/---

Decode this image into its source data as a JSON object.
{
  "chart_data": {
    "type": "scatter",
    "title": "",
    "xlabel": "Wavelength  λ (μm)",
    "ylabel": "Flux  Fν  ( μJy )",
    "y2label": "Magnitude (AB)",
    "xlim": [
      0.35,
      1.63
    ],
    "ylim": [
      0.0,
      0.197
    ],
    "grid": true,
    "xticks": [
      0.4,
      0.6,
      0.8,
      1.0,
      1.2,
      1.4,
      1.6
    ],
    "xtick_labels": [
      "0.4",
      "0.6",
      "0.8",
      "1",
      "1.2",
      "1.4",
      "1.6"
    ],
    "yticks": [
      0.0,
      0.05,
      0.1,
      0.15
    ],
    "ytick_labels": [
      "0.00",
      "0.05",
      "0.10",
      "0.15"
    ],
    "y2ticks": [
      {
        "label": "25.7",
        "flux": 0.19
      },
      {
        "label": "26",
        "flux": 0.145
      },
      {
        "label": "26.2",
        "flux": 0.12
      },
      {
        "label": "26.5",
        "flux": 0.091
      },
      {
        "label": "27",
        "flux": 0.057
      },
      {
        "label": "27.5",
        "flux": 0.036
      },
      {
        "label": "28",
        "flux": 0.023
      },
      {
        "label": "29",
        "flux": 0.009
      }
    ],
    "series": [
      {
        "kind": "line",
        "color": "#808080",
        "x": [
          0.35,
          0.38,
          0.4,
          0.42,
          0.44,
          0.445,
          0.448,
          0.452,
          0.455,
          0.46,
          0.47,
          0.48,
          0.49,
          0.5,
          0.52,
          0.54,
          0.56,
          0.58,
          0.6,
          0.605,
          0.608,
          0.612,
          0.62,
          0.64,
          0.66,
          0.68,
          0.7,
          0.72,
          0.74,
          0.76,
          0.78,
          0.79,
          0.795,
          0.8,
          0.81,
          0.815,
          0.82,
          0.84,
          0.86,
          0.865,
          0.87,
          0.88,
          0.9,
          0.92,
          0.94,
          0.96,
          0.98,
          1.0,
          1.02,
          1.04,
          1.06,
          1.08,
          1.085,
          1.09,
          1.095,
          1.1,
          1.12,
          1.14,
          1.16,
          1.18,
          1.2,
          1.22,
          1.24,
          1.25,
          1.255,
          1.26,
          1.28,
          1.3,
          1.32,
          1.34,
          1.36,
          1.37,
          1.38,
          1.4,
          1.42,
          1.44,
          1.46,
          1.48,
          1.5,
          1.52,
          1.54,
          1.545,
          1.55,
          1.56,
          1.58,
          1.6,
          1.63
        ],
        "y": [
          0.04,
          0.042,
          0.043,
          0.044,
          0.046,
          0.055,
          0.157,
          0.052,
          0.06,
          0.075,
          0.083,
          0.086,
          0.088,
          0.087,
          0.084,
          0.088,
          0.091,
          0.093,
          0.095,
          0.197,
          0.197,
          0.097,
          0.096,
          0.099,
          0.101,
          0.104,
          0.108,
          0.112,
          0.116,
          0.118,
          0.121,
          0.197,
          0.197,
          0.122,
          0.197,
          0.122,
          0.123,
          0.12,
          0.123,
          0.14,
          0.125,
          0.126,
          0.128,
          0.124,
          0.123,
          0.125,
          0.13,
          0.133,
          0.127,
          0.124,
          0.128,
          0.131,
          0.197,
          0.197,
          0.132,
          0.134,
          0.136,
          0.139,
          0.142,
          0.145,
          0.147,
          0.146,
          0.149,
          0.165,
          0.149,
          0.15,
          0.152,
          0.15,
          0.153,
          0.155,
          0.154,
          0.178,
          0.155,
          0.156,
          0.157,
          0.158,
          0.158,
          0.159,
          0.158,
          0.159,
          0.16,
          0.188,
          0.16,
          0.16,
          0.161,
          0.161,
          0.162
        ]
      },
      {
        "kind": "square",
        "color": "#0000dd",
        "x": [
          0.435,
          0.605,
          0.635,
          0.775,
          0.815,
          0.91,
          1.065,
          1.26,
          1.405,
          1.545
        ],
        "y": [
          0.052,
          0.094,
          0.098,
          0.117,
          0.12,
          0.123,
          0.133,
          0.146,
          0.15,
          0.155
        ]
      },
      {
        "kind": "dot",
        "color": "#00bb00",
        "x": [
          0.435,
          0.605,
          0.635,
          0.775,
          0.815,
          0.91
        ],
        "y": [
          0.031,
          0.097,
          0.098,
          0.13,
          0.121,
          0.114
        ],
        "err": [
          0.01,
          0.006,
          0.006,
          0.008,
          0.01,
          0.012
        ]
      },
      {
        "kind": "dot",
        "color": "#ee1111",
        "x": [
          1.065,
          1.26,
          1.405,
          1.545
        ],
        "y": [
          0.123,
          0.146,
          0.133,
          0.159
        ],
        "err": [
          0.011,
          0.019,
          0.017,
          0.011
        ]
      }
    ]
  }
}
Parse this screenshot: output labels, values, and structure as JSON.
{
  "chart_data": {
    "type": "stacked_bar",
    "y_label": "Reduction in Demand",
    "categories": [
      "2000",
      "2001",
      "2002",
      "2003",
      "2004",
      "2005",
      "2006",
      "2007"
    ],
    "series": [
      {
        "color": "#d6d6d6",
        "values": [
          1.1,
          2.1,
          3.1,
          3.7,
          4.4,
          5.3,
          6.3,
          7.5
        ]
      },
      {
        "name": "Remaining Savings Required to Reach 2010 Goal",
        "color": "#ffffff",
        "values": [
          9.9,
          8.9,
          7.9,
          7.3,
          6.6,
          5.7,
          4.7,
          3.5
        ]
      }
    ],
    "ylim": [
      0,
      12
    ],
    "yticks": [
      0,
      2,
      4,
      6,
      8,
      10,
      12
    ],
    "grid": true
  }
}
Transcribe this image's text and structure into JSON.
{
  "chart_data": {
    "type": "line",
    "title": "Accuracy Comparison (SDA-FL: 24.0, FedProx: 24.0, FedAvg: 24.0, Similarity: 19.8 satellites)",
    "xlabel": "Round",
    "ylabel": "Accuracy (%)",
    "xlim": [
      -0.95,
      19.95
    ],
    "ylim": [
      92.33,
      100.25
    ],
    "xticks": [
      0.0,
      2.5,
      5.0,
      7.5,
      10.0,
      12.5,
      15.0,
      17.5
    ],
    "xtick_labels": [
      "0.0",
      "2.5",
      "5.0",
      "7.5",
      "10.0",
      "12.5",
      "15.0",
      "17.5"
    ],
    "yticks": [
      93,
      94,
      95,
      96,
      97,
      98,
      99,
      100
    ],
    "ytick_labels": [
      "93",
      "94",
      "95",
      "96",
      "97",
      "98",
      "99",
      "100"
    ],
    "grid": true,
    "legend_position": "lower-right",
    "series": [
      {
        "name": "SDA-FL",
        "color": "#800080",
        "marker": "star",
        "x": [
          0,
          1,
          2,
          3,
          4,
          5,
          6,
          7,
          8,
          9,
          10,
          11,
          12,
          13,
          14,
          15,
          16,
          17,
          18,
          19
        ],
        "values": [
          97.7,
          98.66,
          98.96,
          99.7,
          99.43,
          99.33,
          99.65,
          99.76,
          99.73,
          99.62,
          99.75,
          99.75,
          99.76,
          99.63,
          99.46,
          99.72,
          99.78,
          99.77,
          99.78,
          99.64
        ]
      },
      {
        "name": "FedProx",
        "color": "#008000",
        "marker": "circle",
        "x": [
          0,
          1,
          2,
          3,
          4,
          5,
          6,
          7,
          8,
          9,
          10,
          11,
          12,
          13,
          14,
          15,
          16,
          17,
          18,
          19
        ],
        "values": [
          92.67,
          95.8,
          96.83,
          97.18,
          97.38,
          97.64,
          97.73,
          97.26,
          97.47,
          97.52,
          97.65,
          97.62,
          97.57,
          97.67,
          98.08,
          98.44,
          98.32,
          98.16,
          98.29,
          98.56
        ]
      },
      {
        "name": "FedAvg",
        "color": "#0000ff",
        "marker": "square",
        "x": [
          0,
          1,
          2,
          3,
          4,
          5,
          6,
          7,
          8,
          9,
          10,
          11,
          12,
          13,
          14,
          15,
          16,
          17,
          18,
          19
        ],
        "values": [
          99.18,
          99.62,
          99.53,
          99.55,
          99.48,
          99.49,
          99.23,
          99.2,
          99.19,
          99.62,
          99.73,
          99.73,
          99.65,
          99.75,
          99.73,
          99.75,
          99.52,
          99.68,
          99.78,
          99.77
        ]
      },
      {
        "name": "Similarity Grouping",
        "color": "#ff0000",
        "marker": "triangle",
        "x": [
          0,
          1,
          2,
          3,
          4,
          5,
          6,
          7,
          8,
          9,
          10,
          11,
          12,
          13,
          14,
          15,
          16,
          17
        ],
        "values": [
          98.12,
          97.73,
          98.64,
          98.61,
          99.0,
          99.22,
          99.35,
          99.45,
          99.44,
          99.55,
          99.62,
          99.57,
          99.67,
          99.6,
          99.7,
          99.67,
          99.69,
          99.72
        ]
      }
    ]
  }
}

\---

Wherever "JSON" shows up in a line, copy that line.

Decode this image into its source data as a JSON object.
Parse this screenshot: output labels, values, and structure as JSON.
Transcribe this image's text and structure into JSON.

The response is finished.